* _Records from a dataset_
* BEGIN *

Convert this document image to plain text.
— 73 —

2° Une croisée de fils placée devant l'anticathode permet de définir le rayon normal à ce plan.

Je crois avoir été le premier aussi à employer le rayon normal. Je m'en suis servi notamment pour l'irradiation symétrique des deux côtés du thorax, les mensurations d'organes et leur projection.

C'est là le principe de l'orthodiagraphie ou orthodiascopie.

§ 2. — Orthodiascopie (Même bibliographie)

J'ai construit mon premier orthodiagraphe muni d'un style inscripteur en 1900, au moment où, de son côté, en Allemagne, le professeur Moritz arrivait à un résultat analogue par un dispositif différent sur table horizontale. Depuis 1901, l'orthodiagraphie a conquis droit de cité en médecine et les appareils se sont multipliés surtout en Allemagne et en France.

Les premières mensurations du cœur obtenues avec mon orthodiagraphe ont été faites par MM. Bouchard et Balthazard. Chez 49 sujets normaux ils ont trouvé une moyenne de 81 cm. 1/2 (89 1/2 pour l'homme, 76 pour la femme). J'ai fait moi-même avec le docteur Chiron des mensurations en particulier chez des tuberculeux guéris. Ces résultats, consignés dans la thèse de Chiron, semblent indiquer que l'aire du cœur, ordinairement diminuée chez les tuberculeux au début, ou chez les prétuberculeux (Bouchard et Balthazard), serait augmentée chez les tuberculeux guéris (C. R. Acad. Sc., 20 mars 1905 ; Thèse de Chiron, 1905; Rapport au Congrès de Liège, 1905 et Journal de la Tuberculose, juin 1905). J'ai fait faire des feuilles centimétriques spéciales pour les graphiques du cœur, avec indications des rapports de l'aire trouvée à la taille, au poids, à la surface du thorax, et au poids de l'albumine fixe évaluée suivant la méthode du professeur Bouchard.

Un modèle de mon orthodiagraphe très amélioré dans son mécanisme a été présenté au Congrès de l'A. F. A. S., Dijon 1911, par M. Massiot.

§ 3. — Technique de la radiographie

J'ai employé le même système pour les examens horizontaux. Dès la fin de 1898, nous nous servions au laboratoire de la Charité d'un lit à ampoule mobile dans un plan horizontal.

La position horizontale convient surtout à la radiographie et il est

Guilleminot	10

* END *

Give back each line above precisely as it stands.

Convert this document image to plain text.
— 73 —

2° Une croisée de fils placée devant l'anticathode permet de définir le rayon normal à ce plan.

Je crois avoir été le premier aussi à employer le rayon normal. Je m'en suis servi notamment pour l'irradiation symétrique des deux côtés du thorax, les mensurations d'organes et leur projection.

C'est là le principe de l'orthodiagraphie ou orthodiascopie.

§ 2. — Orthodiascopie (Même bibliographie)

J'ai construit mon premier orthodiagraphe muni d'un style inscripteur en 1900, au moment où, de son côté, en Allemagne, le professeur Moritz arrivait à un résultat analogue par un dispositif différent sur table horizontale. Depuis 1901, l'orthodiagraphie a conquis droit de cité en médecine et les appareils se sont multipliés surtout en Allemagne et en France.

Les premières mensurations du cœur obtenues avec mon orthodiagraphe ont été faites par MM. Bouchard et Balthazard. Chez 49 sujets normaux ils ont trouvé une moyenne de 81 cm. 1/2 (89 1/2 pour l'homme, 76 pour la femme). J'ai fait moi-même avec le docteur Chiron des mensurations en particulier chez des tuberculeux guéris. Ces résultats, consignés dans la thèse de Chiron, semblent indiquer que l'aire du cœur, ordinairement diminuée chez les tuberculeux au début, ou chez les prétuberculeux (Bouchard et Balthazard), serait augmentée chez les tuberculeux guéris (C. R. Acad. Sc., 20 mars 1905 ; Thèse de Chiron, 1905; Rapport au Congrès de Liège, 1905 et Journal de la Tuberculose, juin 1905). J'ai fait faire des feuilles centimétriques spéciales pour les graphiques du cœur, avec indications des rapports de l'aire trouvée à la taille, au poids, à la surface du thorax, et au poids de l'albumine fixe évaluée suivant la méthode du professeur Bouchard.

Un modèle de mon orthodiagraphe très amélioré dans son mécanisme a été présenté au Congrès de l'A. F. A. S., Dijon 1911, par M. Massiot.

§ 3. — Technique de la radiographie

J'ai employé le même système pour les examens horizontaux. Dès la fin de 1898, nous nous servions au laboratoire de la Charité d'un lit à ampoule mobile dans un plan horizontal.

La position horizontale convient surtout à la radiographie et il est

Guilleminot	10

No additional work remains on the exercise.